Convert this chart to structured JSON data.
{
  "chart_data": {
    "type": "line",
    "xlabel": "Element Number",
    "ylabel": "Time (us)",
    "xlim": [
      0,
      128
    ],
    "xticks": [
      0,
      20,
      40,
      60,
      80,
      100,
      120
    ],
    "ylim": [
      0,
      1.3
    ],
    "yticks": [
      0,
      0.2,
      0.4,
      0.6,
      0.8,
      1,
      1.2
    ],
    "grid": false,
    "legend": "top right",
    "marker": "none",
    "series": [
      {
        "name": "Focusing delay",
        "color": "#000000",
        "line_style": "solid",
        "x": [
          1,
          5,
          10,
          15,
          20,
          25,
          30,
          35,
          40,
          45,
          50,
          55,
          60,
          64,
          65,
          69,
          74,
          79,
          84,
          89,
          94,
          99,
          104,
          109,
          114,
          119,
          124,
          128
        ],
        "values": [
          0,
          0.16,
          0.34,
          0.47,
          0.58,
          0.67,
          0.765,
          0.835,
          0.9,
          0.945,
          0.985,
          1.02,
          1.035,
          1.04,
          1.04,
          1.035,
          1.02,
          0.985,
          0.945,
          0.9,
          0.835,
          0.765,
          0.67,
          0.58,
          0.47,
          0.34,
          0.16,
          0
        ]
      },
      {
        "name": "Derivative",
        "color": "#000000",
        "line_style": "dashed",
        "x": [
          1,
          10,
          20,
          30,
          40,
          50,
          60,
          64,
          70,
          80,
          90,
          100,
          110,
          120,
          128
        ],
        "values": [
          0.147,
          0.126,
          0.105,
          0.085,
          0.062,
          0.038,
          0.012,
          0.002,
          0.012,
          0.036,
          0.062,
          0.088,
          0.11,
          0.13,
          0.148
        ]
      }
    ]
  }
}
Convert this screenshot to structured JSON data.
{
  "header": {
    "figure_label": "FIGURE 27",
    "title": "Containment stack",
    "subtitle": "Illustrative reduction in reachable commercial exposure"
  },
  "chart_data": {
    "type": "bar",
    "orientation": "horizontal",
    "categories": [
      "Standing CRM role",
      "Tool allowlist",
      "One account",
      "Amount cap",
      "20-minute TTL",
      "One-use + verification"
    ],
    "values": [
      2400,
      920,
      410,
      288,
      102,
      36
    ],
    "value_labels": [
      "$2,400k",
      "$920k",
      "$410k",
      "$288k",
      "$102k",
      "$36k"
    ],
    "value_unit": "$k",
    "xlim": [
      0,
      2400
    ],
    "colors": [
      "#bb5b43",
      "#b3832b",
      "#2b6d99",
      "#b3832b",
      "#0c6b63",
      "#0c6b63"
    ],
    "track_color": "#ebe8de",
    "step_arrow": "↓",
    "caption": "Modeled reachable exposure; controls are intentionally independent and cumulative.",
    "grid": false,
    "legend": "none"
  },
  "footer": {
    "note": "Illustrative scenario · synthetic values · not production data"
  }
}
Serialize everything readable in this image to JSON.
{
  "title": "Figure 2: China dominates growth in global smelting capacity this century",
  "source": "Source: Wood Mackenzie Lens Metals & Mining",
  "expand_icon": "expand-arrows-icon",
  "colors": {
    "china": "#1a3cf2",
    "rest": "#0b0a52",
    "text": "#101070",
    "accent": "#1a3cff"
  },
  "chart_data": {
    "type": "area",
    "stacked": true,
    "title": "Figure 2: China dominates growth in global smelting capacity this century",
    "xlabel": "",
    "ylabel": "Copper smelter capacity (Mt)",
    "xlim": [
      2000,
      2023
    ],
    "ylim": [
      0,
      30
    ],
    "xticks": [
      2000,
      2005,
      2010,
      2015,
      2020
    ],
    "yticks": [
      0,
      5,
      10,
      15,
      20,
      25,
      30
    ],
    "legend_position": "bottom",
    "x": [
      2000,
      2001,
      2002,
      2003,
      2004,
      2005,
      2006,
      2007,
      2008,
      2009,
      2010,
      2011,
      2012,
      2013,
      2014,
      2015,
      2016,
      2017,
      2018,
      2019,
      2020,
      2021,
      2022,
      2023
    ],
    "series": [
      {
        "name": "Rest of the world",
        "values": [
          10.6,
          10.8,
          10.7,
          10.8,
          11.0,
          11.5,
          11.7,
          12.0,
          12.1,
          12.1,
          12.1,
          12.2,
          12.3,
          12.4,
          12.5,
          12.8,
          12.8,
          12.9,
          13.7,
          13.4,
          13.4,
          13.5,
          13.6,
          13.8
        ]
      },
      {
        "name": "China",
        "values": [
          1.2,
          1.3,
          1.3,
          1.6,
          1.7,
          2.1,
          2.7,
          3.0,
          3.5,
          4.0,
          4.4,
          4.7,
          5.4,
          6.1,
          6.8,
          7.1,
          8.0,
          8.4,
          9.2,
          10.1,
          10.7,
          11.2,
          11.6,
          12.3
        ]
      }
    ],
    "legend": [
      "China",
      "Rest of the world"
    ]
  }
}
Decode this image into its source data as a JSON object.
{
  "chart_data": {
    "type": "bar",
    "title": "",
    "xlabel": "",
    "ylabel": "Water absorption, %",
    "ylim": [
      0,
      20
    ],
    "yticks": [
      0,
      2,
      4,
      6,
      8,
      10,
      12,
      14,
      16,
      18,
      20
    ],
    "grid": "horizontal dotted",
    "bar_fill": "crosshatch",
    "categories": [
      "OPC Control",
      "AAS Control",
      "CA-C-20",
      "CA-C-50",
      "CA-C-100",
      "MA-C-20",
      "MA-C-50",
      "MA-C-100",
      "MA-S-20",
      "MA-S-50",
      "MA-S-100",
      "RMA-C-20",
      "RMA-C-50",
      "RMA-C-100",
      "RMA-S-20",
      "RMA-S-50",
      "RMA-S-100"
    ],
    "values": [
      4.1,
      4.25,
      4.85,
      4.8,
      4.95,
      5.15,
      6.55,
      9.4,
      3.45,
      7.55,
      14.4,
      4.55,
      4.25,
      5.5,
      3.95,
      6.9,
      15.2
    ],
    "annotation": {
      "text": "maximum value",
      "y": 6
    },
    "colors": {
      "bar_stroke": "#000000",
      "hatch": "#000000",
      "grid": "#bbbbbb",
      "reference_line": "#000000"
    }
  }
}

## Objective
Retype only the lines running from the line with "Decode this image" to the end of the listing, including both of those lines.

## Solution for this exercise
Decode this image into its source data as a JSON object.
{
  "chart_data": {
    "type": "bar",
    "title": "",
    "xlabel": "",
    "ylabel": "Water absorption, %",
    "ylim": [
      0,
      20
    ],
    "yticks": [
      0,
      2,
      4,
      6,
      8,
      10,
      12,
      14,
      16,
      18,
      20
    ],
    "grid": "horizontal dotted",
    "bar_fill": "crosshatch",
    "categories": [
      "OPC Control",
      "AAS Control",
      "CA-C-20",
      "CA-C-50",
      "CA-C-100",
      "MA-C-20",
      "MA-C-50",
      "MA-C-100",
      "MA-S-20",
      "MA-S-50",
      "MA-S-100",
      "RMA-C-20",
      "RMA-C-50",
      "RMA-C-100",
      "RMA-S-20",
      "RMA-S-50",
      "RMA-S-100"
    ],
    "values": [
      4.1,
      4.25,
      4.85,
      4.8,
      4.95,
      5.15,
      6.55,
      9.4,
      3.45,
      7.55,
      14.4,
      4.55,
      4.25,
      5.5,
      3.95,
      6.9,
      15.2
    ],
    "annotation": {
      "text": "maximum value",
      "y": 6
    },
    "colors": {
      "bar_stroke": "#000000",
      "hatch": "#000000",
      "grid": "#bbbbbb",
      "reference_line": "#000000"
    }
  }
}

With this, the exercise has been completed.